### Assignment
Scan the listing below for the word "treatment" and copy every line where it occurs.

********

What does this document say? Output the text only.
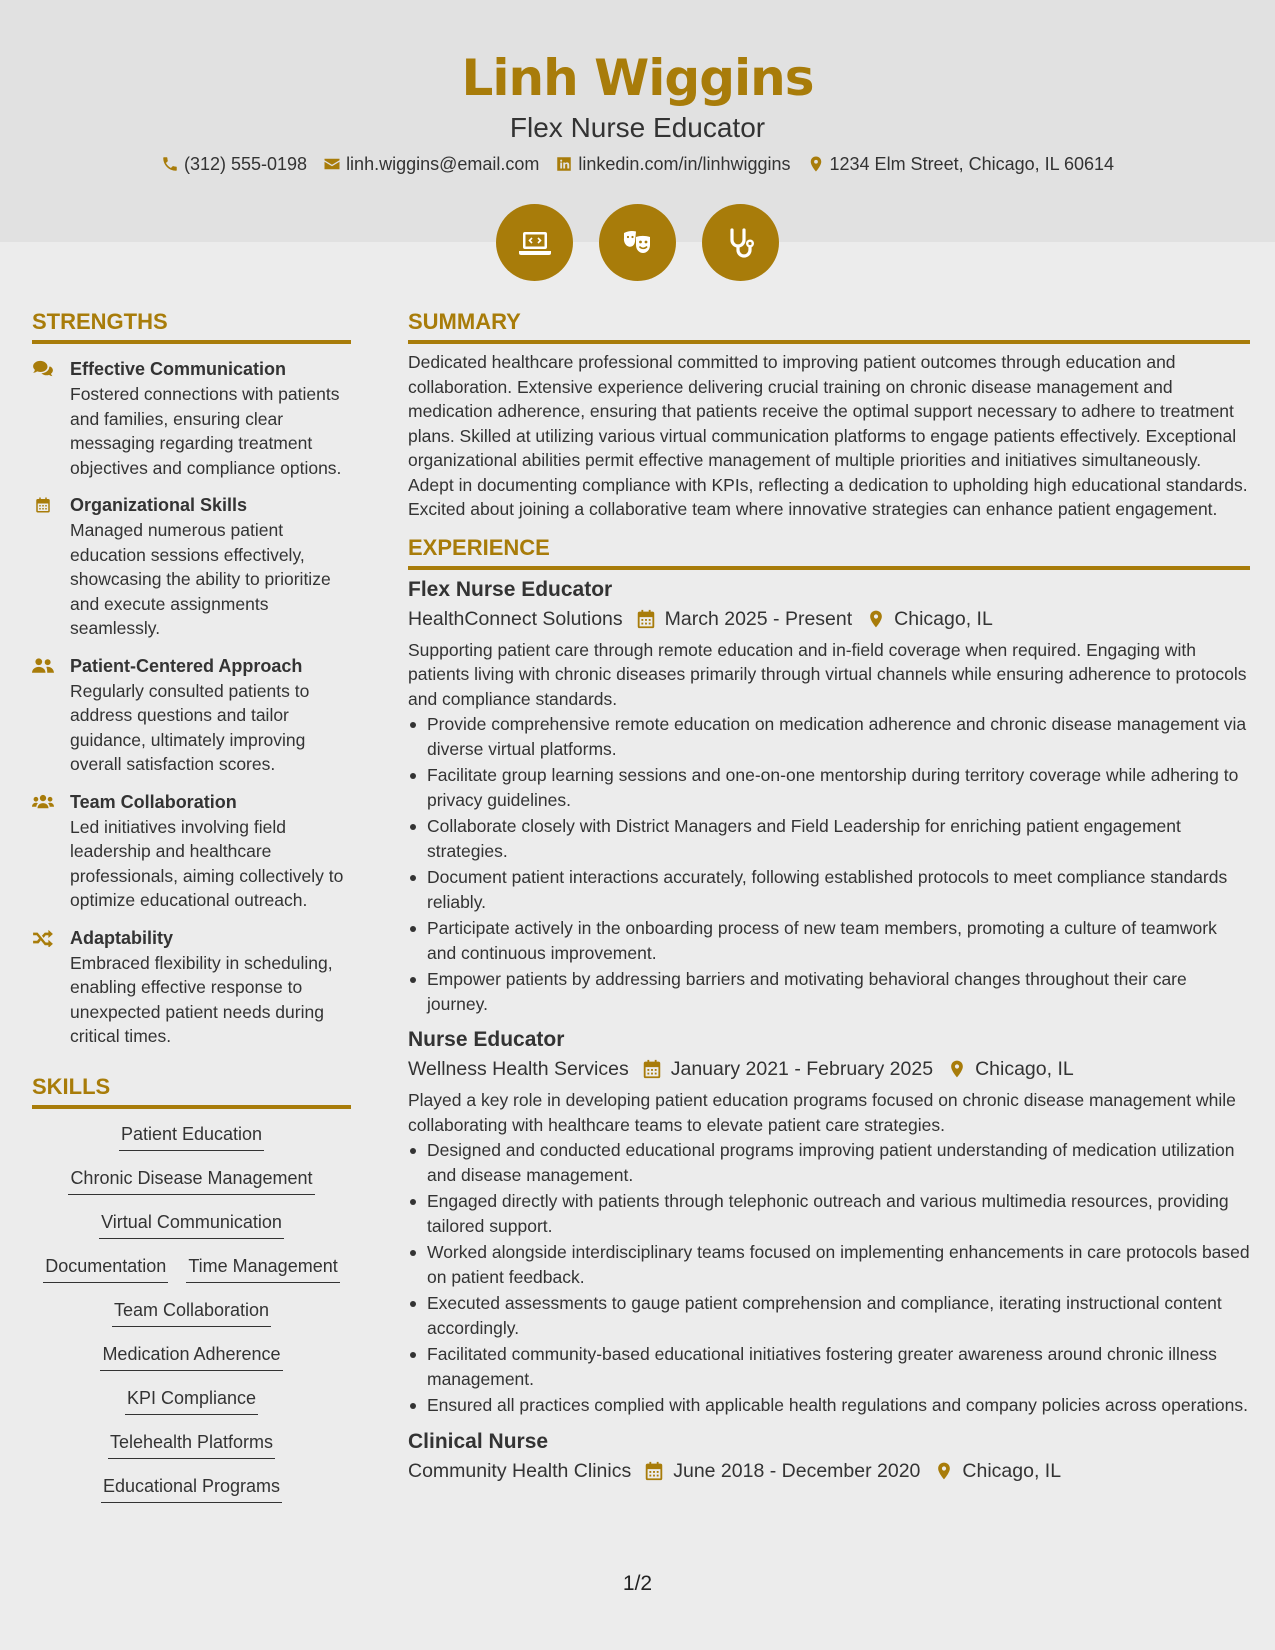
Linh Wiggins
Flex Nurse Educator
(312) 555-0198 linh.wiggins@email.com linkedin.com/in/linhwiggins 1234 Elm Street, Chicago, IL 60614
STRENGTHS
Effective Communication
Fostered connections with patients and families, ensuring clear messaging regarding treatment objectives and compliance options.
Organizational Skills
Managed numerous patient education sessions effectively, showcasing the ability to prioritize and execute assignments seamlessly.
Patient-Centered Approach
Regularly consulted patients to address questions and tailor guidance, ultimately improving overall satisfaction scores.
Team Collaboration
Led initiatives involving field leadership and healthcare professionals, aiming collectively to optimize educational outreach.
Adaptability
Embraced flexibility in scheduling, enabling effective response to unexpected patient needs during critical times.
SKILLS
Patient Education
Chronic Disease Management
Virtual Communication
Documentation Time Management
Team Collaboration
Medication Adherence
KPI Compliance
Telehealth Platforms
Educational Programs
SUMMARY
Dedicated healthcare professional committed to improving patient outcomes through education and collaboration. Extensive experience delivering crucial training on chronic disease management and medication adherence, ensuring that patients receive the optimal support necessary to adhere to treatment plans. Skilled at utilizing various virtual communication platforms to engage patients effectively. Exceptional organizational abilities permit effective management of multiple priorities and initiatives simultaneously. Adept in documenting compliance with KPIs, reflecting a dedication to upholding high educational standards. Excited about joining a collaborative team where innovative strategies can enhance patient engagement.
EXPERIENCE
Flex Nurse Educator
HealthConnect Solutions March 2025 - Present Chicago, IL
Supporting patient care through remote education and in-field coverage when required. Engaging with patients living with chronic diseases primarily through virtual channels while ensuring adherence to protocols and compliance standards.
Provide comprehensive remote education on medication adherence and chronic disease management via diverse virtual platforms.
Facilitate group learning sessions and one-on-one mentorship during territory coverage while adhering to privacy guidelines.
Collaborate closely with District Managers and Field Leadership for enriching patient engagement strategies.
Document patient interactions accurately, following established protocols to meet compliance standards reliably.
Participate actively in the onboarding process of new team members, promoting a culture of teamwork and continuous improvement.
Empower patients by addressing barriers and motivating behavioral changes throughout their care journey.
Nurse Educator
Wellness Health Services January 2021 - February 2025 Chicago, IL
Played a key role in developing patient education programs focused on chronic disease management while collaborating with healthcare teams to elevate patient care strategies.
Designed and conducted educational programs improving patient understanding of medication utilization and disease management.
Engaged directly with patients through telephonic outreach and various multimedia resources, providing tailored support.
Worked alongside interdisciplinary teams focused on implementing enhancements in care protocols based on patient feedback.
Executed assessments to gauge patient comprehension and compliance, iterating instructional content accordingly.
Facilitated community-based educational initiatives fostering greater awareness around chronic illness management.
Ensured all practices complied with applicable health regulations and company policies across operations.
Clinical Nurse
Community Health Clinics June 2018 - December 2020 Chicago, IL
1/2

********

### Answer
Fostered connections with patients and families, ensuring clear messaging regarding treatment objectives and compliance options.
Dedicated healthcare professional committed to improving patient outcomes through education and collaboration. Extensive experience delivering crucial training on chronic disease management and medication adherence, ensuring that patients receive the optimal support necessary to adhere to treatment plans. Skilled at utilizing various virtual communication platforms to engage patients effectively. Exceptional organizational abilities permit effective management of multiple priorities and initiatives simultaneously. Adept in documenting compliance with KPIs, reflecting a dedication to upholding high educational standards. Excited about joining a collaborative team where innovative strategies can enhance patient engagement.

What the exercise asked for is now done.